Set problem:
Every line below that includes "pale" counts toward the total. Report that total alone.

Data for this task:
----
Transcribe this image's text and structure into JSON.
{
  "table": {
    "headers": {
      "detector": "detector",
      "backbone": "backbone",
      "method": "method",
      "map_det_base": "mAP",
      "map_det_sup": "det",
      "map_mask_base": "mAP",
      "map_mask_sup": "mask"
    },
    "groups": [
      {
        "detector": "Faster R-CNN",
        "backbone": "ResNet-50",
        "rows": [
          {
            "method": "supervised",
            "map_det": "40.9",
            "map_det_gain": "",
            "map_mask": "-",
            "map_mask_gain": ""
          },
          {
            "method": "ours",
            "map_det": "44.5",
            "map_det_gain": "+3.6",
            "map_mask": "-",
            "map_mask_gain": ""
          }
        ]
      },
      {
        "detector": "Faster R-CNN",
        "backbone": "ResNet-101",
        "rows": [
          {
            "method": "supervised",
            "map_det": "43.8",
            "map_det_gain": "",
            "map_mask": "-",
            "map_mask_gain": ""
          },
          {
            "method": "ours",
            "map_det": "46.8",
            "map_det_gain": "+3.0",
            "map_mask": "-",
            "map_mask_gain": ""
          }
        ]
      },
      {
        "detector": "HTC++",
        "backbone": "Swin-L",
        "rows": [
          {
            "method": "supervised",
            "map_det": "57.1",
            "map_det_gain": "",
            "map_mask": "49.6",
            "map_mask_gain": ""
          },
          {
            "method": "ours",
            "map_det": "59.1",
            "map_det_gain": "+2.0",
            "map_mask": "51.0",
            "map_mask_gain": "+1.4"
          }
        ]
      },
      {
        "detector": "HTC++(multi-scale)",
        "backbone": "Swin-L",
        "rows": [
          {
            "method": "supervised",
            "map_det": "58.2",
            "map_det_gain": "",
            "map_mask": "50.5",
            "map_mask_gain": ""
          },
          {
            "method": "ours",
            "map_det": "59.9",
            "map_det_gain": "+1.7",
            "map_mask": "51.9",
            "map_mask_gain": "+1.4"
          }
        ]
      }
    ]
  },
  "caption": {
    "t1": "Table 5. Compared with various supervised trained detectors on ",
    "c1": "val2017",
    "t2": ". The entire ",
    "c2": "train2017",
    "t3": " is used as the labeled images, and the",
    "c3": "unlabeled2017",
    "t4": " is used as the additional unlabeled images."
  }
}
----
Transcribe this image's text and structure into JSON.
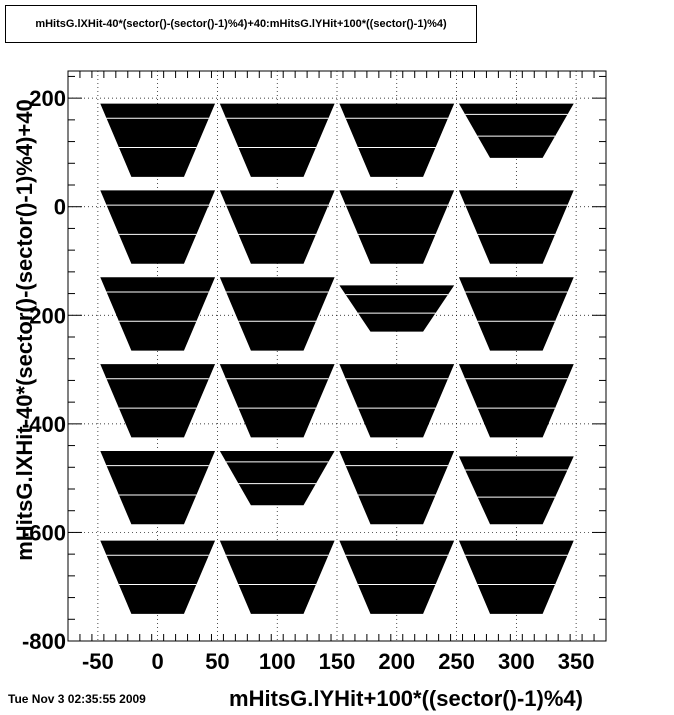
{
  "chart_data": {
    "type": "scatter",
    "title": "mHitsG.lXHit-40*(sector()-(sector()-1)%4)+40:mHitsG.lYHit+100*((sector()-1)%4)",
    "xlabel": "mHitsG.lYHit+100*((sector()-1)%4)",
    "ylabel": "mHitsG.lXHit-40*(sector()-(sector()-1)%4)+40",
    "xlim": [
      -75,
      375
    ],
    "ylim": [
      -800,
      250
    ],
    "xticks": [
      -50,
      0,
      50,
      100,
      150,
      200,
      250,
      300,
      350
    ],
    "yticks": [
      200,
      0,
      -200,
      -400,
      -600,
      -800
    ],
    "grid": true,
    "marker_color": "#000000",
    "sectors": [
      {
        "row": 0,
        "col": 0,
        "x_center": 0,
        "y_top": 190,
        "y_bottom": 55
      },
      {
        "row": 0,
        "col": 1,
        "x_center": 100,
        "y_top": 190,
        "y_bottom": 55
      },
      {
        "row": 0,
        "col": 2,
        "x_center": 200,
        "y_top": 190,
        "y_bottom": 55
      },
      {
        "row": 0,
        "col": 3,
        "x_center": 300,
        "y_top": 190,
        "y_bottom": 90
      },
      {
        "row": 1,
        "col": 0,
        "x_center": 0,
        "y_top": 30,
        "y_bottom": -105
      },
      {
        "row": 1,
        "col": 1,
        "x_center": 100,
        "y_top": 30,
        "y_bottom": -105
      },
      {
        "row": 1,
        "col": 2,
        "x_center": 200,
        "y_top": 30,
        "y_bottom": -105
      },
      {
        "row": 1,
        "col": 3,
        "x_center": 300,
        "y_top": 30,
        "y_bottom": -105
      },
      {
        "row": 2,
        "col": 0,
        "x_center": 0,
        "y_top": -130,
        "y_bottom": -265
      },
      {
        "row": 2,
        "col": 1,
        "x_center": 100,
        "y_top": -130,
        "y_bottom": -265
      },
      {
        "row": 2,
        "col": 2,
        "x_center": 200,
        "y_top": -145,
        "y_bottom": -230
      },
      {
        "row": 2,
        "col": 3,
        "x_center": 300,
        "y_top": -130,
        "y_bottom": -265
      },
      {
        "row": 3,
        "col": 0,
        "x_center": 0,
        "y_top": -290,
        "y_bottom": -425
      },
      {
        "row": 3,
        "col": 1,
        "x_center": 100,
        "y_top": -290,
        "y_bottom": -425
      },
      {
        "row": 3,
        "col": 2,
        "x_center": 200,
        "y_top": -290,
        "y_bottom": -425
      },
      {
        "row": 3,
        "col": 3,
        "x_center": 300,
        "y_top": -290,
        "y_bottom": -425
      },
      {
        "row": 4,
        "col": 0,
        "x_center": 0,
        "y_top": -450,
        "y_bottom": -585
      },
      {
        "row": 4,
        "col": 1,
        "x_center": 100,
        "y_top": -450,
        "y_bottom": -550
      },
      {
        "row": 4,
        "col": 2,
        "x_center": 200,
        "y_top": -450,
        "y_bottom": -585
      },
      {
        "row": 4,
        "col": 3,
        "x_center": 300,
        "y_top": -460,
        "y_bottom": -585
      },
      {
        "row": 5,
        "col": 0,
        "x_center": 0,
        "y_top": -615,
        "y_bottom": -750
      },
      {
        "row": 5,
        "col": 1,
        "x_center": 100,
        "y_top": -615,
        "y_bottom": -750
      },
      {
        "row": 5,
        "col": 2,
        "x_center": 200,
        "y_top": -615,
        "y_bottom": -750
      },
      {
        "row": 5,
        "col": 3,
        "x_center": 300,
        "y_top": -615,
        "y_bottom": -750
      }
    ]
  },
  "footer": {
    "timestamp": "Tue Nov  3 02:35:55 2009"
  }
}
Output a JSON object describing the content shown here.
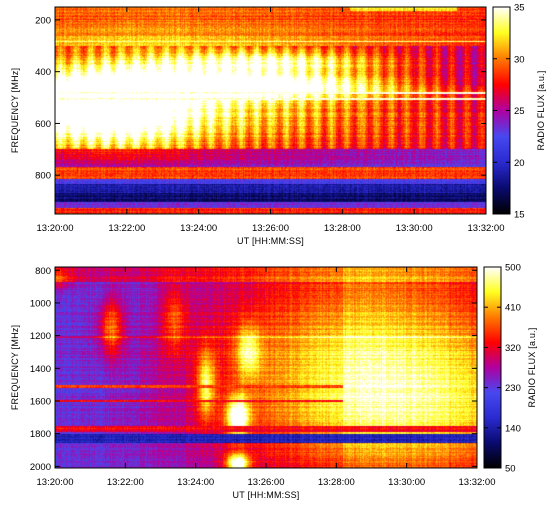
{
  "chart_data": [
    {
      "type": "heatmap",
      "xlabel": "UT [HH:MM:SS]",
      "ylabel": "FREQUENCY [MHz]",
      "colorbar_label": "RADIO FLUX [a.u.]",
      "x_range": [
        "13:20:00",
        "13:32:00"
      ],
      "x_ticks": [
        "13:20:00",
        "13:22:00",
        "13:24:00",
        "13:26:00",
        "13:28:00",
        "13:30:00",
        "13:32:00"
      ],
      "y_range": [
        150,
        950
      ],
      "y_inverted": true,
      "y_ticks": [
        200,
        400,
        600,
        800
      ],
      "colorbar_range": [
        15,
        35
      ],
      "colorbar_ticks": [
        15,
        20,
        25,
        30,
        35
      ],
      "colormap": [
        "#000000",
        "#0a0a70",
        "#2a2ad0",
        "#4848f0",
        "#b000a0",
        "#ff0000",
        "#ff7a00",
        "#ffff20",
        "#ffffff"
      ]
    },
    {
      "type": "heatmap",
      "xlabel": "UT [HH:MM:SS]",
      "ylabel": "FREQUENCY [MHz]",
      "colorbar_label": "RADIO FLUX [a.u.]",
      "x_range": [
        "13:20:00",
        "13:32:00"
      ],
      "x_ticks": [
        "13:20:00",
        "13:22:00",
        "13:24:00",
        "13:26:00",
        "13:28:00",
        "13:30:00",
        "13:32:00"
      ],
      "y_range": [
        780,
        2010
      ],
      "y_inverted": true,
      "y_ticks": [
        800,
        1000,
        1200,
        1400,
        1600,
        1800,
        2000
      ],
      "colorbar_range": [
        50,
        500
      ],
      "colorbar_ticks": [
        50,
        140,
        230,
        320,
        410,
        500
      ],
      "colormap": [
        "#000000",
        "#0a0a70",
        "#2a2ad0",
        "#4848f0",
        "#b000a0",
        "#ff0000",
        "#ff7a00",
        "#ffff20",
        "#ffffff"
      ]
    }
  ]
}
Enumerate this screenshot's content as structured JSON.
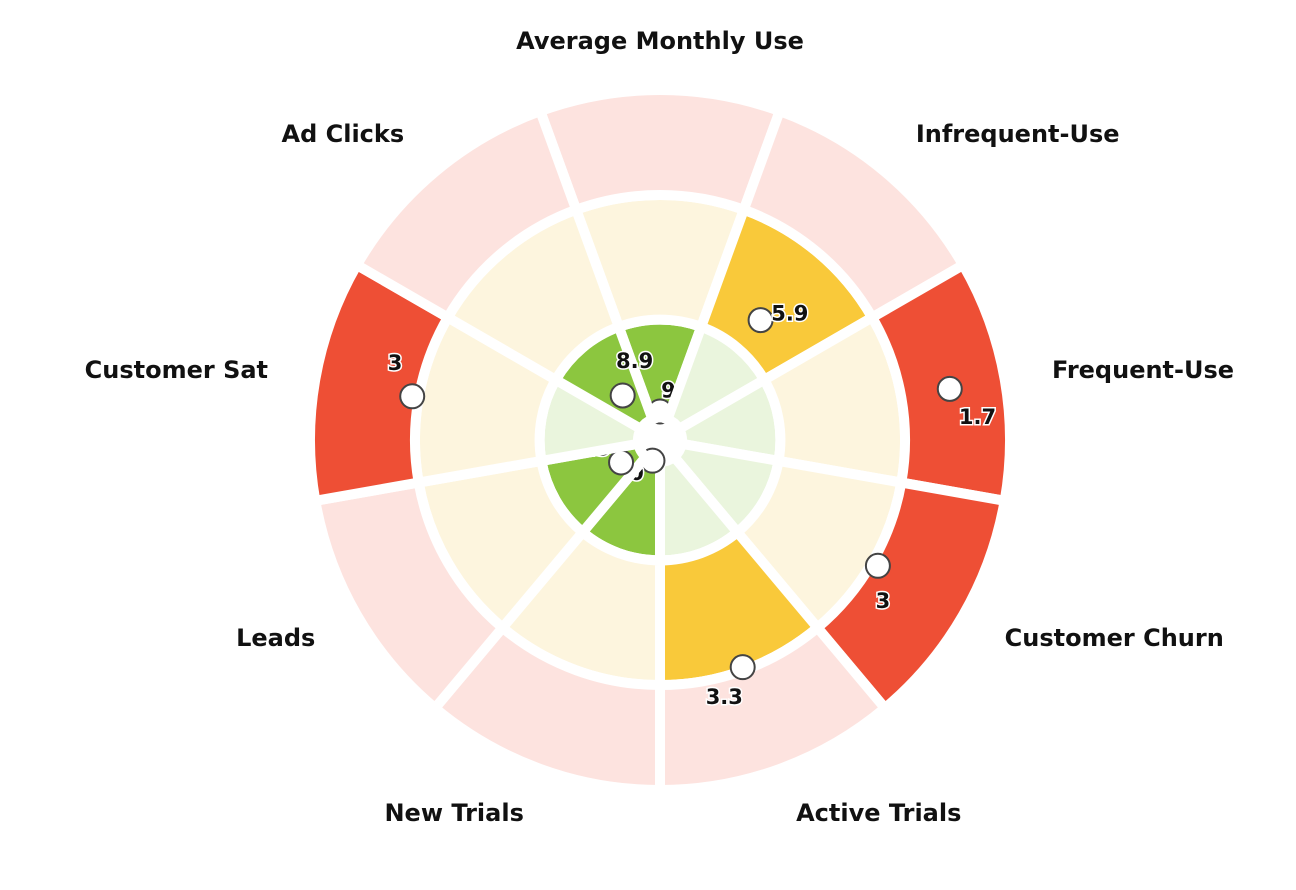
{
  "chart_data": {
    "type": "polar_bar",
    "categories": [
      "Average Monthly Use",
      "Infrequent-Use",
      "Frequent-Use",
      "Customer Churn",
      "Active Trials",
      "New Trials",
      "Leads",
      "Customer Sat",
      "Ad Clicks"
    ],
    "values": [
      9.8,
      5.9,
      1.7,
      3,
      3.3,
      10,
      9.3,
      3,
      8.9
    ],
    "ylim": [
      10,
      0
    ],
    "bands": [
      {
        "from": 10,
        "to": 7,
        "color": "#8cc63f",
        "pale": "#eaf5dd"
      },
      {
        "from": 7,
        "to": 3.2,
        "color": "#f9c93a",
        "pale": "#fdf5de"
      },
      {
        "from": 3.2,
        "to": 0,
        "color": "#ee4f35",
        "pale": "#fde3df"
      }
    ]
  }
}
----
Response:
3